WHAT IS EXPECTED: Exactly retype the lines below from the one containing "Output the text content of this document." through the end of the listing. Leave pictures out.

RECORDS:
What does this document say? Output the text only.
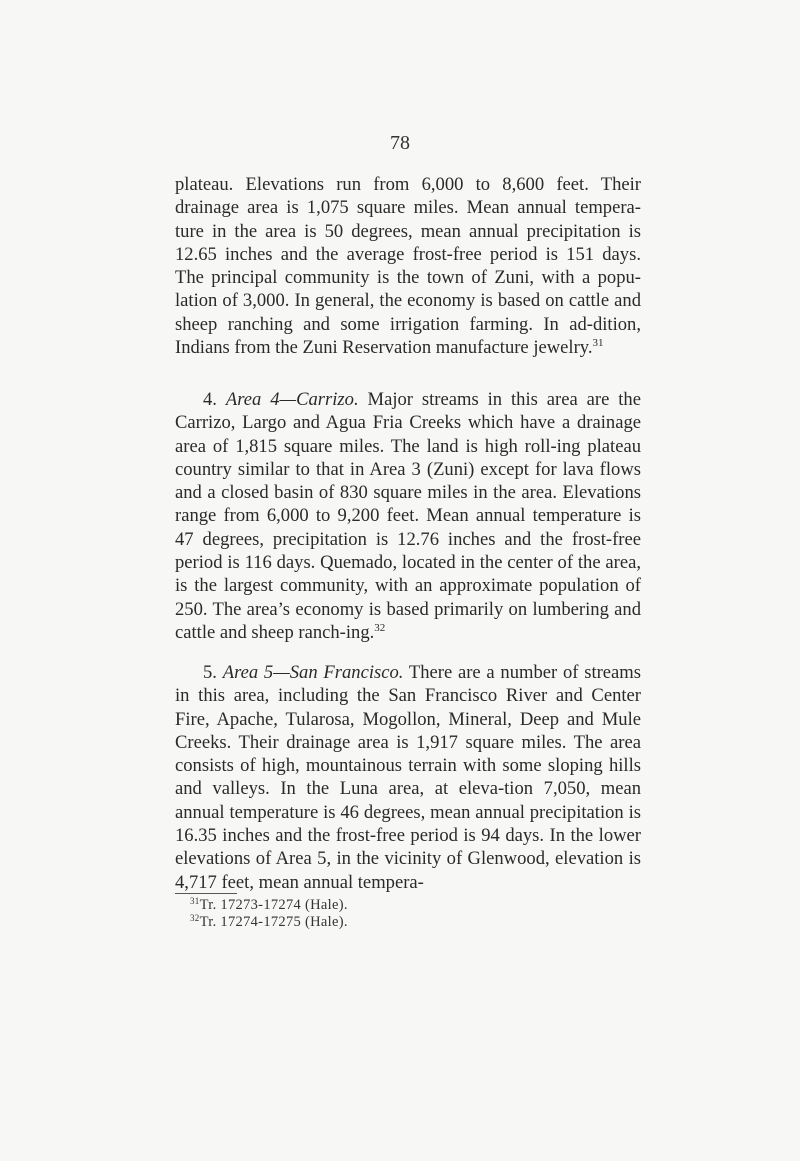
78

plateau. Elevations run from 6,000 to 8,600 feet. Their drainage area is 1,075 square miles. Mean annual tempera-ture in the area is 50 degrees, mean annual precipitation is 12.65 inches and the average frost-free period is 151 days. The principal community is the town of Zuni, with a popu-lation of 3,000. In general, the economy is based on cattle and sheep ranching and some irrigation farming. In ad-dition, Indians from the Zuni Reservation manufacture jewelry.$^{31}$

4. Area 4—Carrizo. Major streams in this area are the Carrizo, Largo and Agua Fria Creeks which have a drainage area of 1,815 square miles. The land is high roll-ing plateau country similar to that in Area 3 (Zuni) except for lava flows and a closed basin of 830 square miles in the area. Elevations range from 6,000 to 9,200 feet. Mean annual temperature is 47 degrees, precipitation is 12.76 inches and the frost-free period is 116 days. Quemado, located in the center of the area, is the largest community, with an approximate population of 250. The area’s economy is based primarily on lumbering and cattle and sheep ranch-ing.$^{32}$

5. Area 5—San Francisco. There are a number of streams in this area, including the San Francisco River and Center Fire, Apache, Tularosa, Mogollon, Mineral, Deep and Mule Creeks. Their drainage area is 1,917 square miles. The area consists of high, mountainous terrain with some sloping hills and valleys. In the Luna area, at eleva-tion 7,050, mean annual temperature is 46 degrees, mean annual precipitation is 16.35 inches and the frost-free period is 94 days. In the lower elevations of Area 5, in the vicinity of Glenwood, elevation is 4,717 feet, mean annual tempera-

$^{31}$Tr. 17273-17274 (Hale).
$^{32}$Tr. 17274-17275 (Hale).
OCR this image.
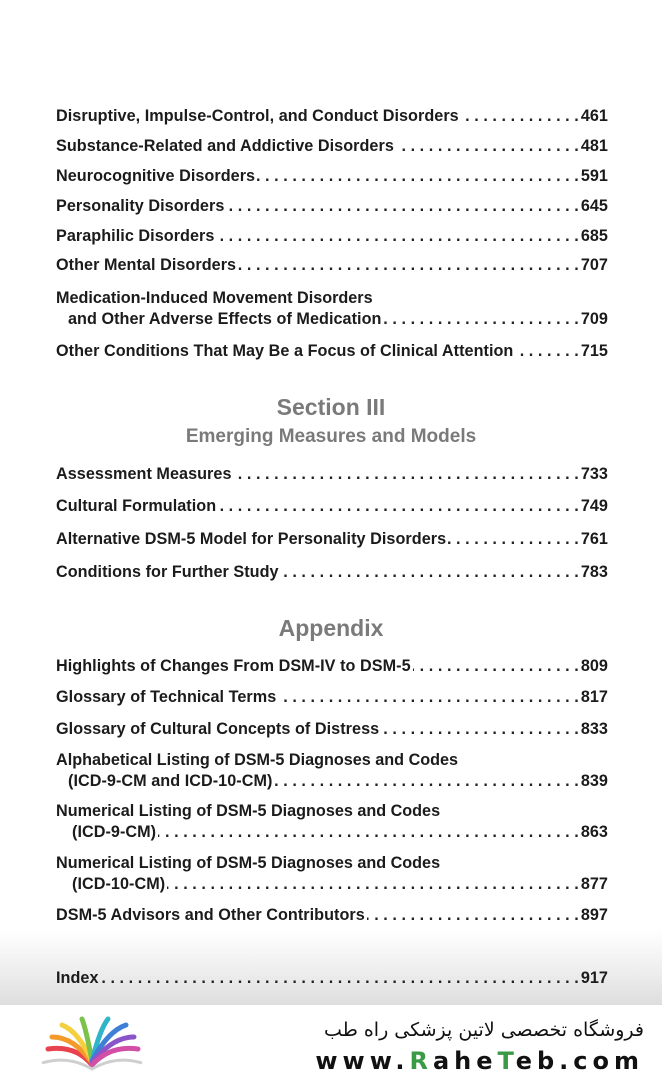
Disruptive, Impulse-Control, and Conduct Disorders . . .	461
Substance-Related and Addictive Disorders . . .	481
Neurocognitive Disorders . . .	591
Personality Disorders . . .	645
Paraphilic Disorders . . .	685
Other Mental Disorders . . .	707
Medication-Induced Movement Disorders
and Other Adverse Effects of Medication . . .	709
Other Conditions That May Be a Focus of Clinical Attention . . .	715
Section III
Emerging Measures and Models
Assessment Measures . . .	733
Cultural Formulation . . .	749
Alternative DSM-5 Model for Personality Disorders . . .	761
Conditions for Further Study . . .	783
Appendix
Highlights of Changes From DSM-IV to DSM-5 . . .	809
Glossary of Technical Terms . . .	817
Glossary of Cultural Concepts of Distress . . .	833
Alphabetical Listing of DSM-5 Diagnoses and Codes
(ICD-9-CM and ICD-10-CM) . . .	839
Numerical Listing of DSM-5 Diagnoses and Codes
(ICD-9-CM) . . .	863
Numerical Listing of DSM-5 Diagnoses and Codes
(ICD-10-CM) . . .	877
DSM-5 Advisors and Other Contributors . . .	897
Index . . .	917
فروشگاه تخصصی لاتین پزشکی راه طب
www.RaheTeb.com
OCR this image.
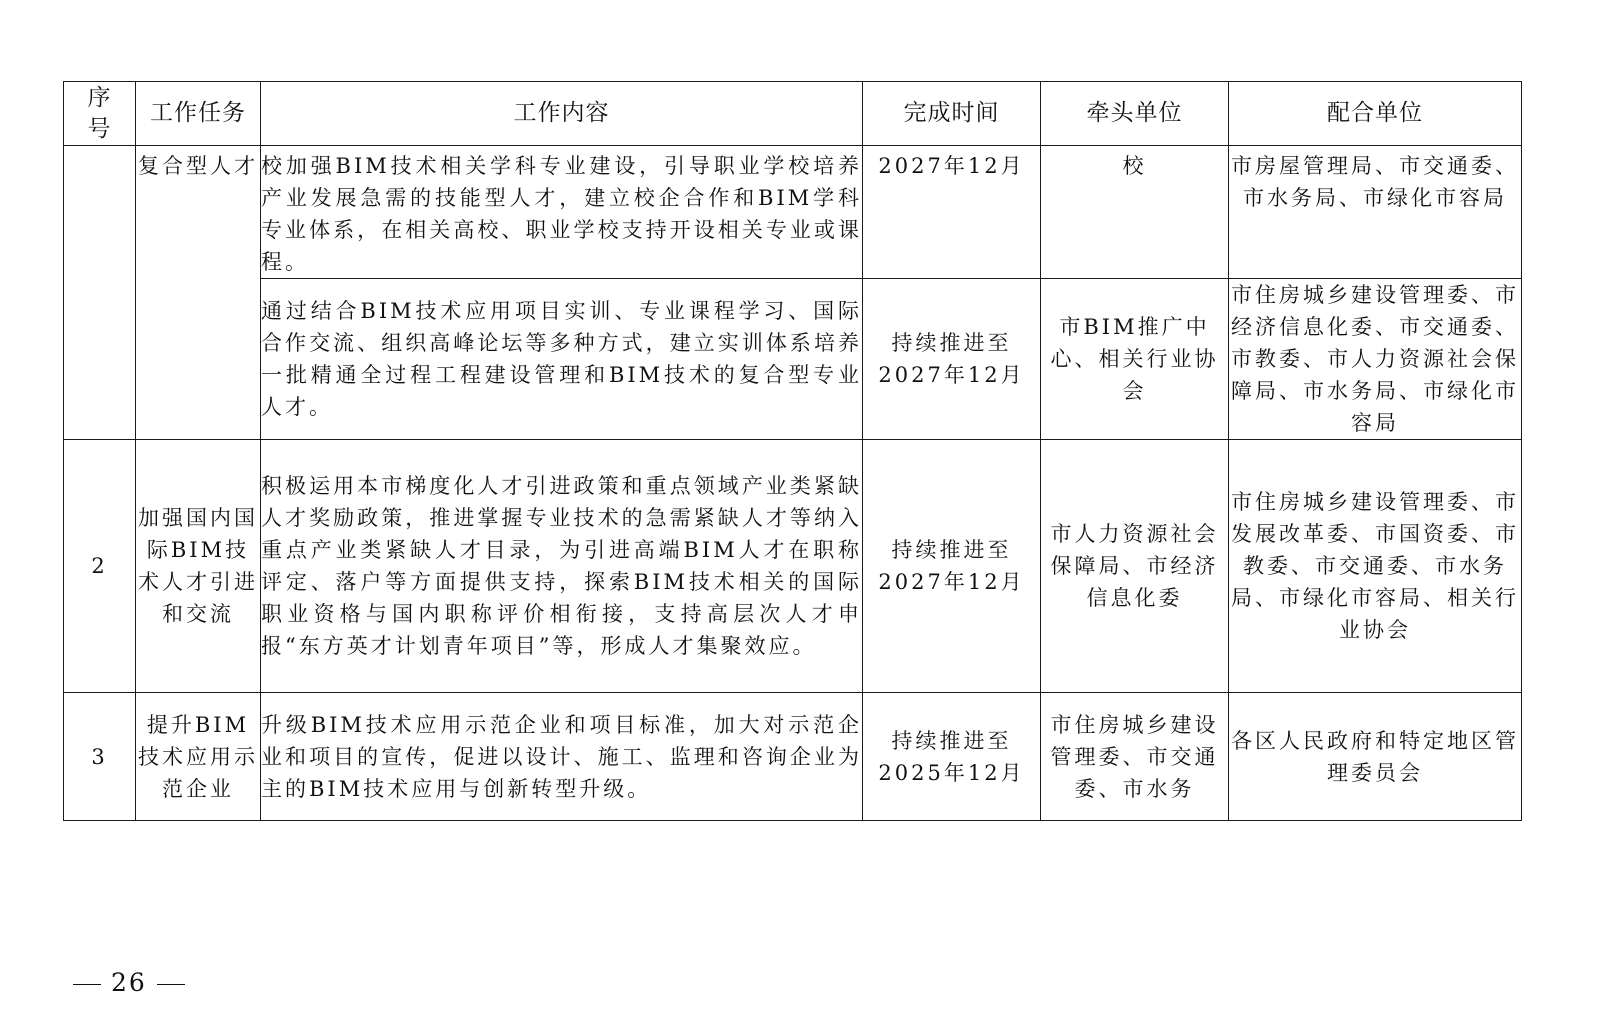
序号	工作任务	工作内容	完成时间	牵头单位	配合单位

	复合型人才	校加强BIM技术相关学科专业建设，引导职业学校培养产业发展急需的技能型人才，建立校企合作和BIM学科专业体系，在相关高校、职业学校支持开设相关专业或课程。	2027年12月	校	市房屋管理局、市交通委、市水务局、市绿化市容局

		通过结合BIM技术应用项目实训、专业课程学习、国际合作交流、组织高峰论坛等多种方式，建立实训体系培养一批精通全过程工程建设管理和BIM技术的复合型专业人才。	持续推进至2027年12月	市BIM推广中心、相关行业协会	市住房城乡建设管理委、市经济信息化委、市交通委、市教委、市人力资源社会保障局、市水务局、市绿化市容局

2	加强国内国际BIM技术人才引进和交流	积极运用本市梯度化人才引进政策和重点领域产业类紧缺人才奖励政策，推进掌握专业技术的急需紧缺人才等纳入重点产业类紧缺人才目录，为引进高端BIM人才在职称评定、落户等方面提供支持，探索BIM技术相关的国际职业资格与国内职称评价相衔接，支持高层次人才申报“东方英才计划青年项目”等，形成人才集聚效应。	持续推进至2027年12月	市人力资源社会保障局、市经济信息化委	市住房城乡建设管理委、市发展改革委、市国资委、市教委、市交通委、市水务局、市绿化市容局、相关行业协会

3	提升BIM技术应用示范企业	升级BIM技术应用示范企业和项目标准，加大对示范企业和项目的宣传，促进以设计、施工、监理和咨询企业为主的BIM技术应用与创新转型升级。	持续推进至2025年12月	市住房城乡建设管理委、市交通委、市水务	各区人民政府和特定地区管理委员会
26
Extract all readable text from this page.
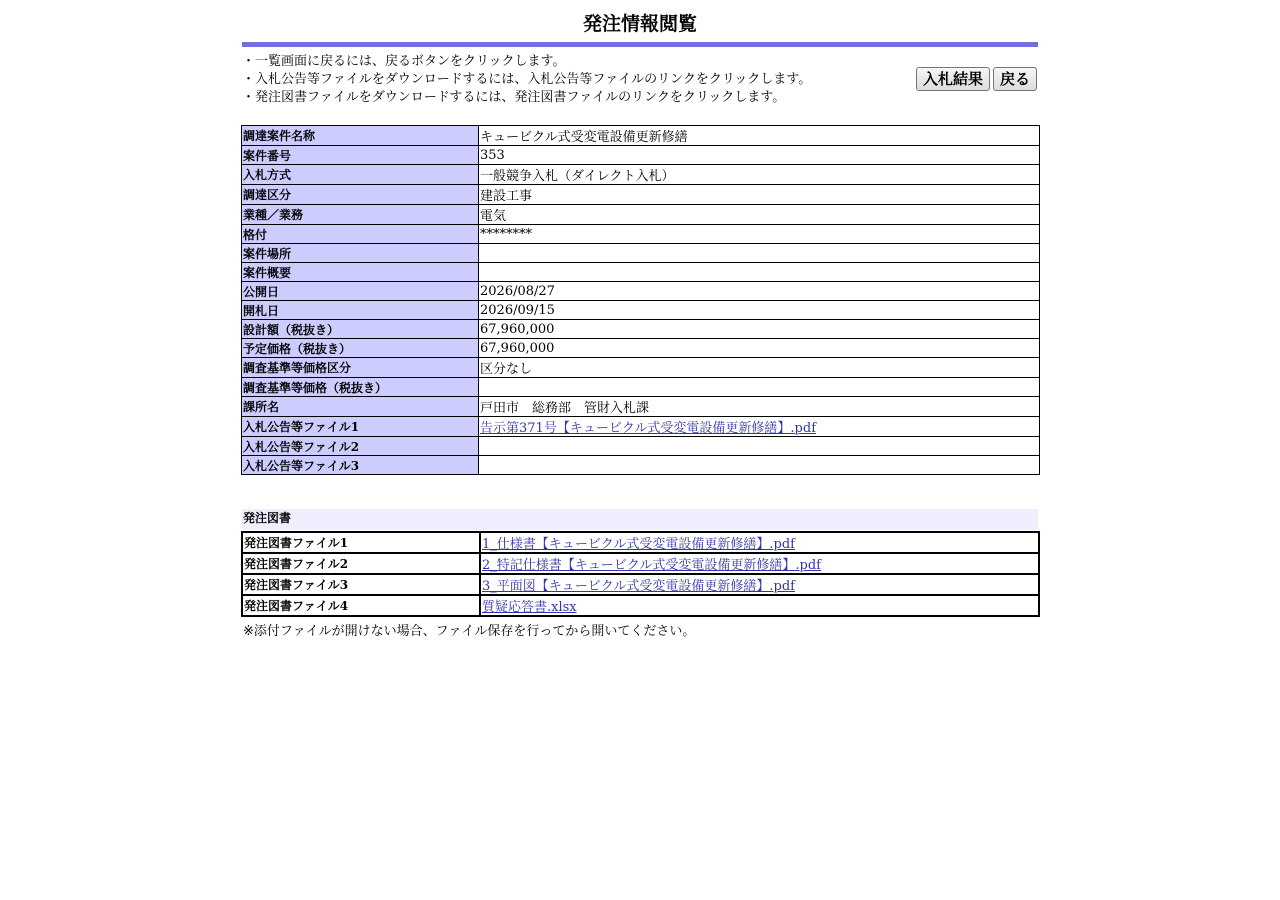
発注情報閲覧
・一覧画面に戻るには、戻るボタンをクリックします。
・入札公告等ファイルをダウンロードするには、入札公告等ファイルのリンクをクリックします。
・発注図書ファイルをダウンロードするには、発注図書ファイルのリンクをクリックします。
入札結果	戻る
調達案件名称	キュービクル式受変電設備更新修繕
案件番号	353
入札方式	一般競争入札（ダイレクト入札）
調達区分	建設工事
業種／業務	電気
格付	********
案件場所	
案件概要	
公開日	2026/08/27
開札日	2026/09/15
設計額（税抜き）	67,960,000
予定価格（税抜き）	67,960,000
調査基準等価格区分	区分なし
調査基準等価格（税抜き）	
課所名	戸田市　総務部　管財入札課
入札公告等ファイル1	告示第371号【キュービクル式受変電設備更新修繕】.pdf
入札公告等ファイル2	
入札公告等ファイル3	
発注図書
発注図書ファイル1	1_仕様書【キュービクル式受変電設備更新修繕】.pdf
発注図書ファイル2	2_特記仕様書【キュービクル式受変電設備更新修繕】.pdf
発注図書ファイル3	3_平面図【キュービクル式受変電設備更新修繕】.pdf
発注図書ファイル4	質疑応答書.xlsx
※添付ファイルが開けない場合、ファイル保存を行ってから開いてください。
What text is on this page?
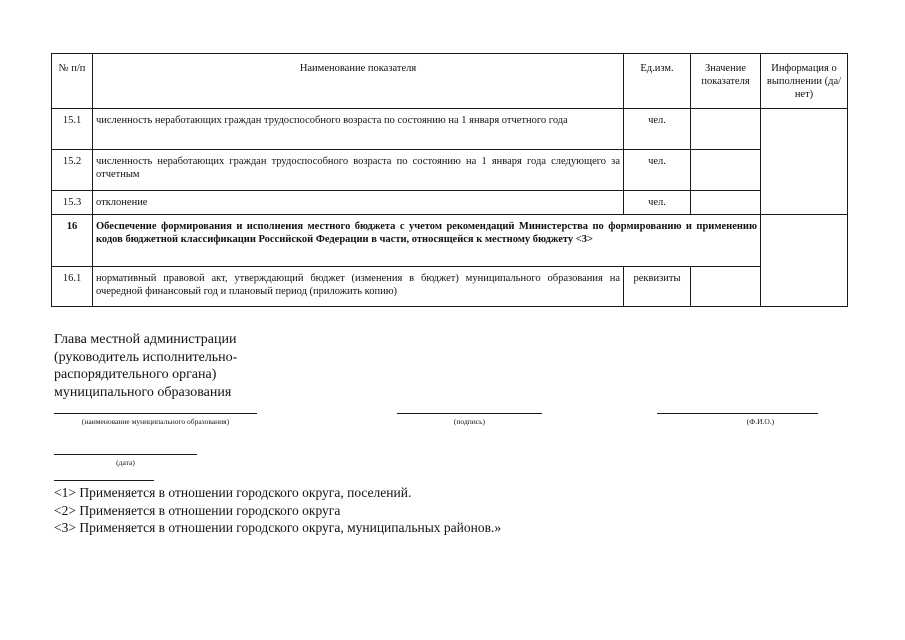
№ п/п	Наименование показателя	Ед.изм.	Значение показателя	Информация о выполнении (да/ нет)
15.1	численность неработающих граждан трудоспособного возраста по состоянию на 1 января отчетного года	чел.		
15.2	численность неработающих граждан трудоспособного возраста по состоянию на 1 января года следующего за отчетным	чел.		
15.3	отклонение	чел.		
16	Обеспечение формирования и исполнения местного бюджета с учетом рекомендаций Министерства по формированию и применению кодов бюджетной классификации Российской Федерации в части, относящейся к местному бюджету <3>			
16.1	нормативный правовой акт, утверждающий бюджет (изменения в бюджет) муниципального образования на очередной финансовый год и плановый период (приложить копию)	реквизиты		
Глава местной администрации
(руководитель исполнительно-
распорядительного органа)
муниципального образования
(наименование муниципального образования)	(подпись)	(Ф.И.О.)
(дата)
<1> Применяется в отношении городского округа, поселений.
<2> Применяется в отношении городского округа
<3> Применяется в отношении городского округа, муниципальных районов.»
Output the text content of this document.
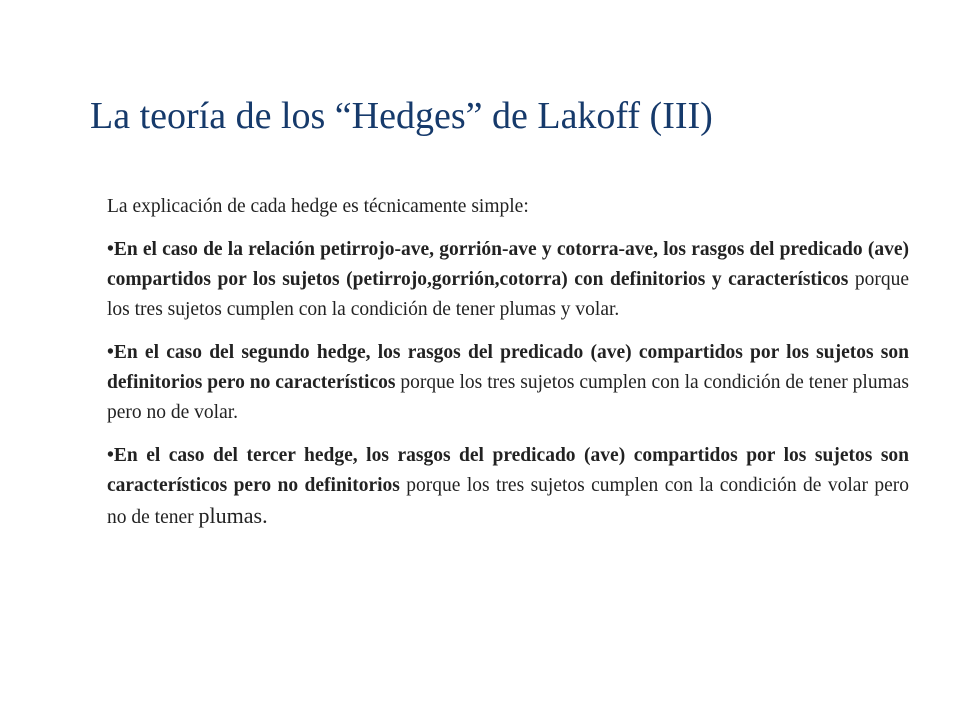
La teoría de los “Hedges” de Lakoff (III)

La explicación de cada hedge es técnicamente simple:

•En el caso de la relación petirrojo-ave, gorrión-ave y cotorra-ave, los rasgos del predicado (ave) compartidos por los sujetos (petirrojo,gorrión,cotorra) con definitorios y característicos porque los tres sujetos cumplen con la condición de tener plumas y volar.

•En el caso del segundo hedge, los rasgos del predicado (ave) compartidos por los sujetos son definitorios pero no característicos porque los tres sujetos cumplen con la condición de tener plumas pero no de volar.

•En el caso del tercer hedge, los rasgos del predicado (ave) compartidos por los sujetos son característicos pero no definitorios porque los tres sujetos cumplen con la condición de volar pero no de tener plumas.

THE OUTPUT:
Output the text content of this document.
La teoría de los “Hedges” de Lakoff (III)

La explicación de cada hedge es técnicamente simple:

•En el caso de la relación petirrojo-ave, gorrión-ave y cotorra-ave, los rasgos del predicado (ave) compartidos por los sujetos (petirrojo,gorrión,cotorra) con definitorios y característicos porque los tres sujetos cumplen con la condición de tener plumas y volar.

•En el caso del segundo hedge, los rasgos del predicado (ave) compartidos por los sujetos son definitorios pero no característicos porque los tres sujetos cumplen con la condición de tener plumas pero no de volar.

•En el caso del tercer hedge, los rasgos del predicado (ave) compartidos por los sujetos son característicos pero no definitorios porque los tres sujetos cumplen con la condición de volar pero no de tener plumas.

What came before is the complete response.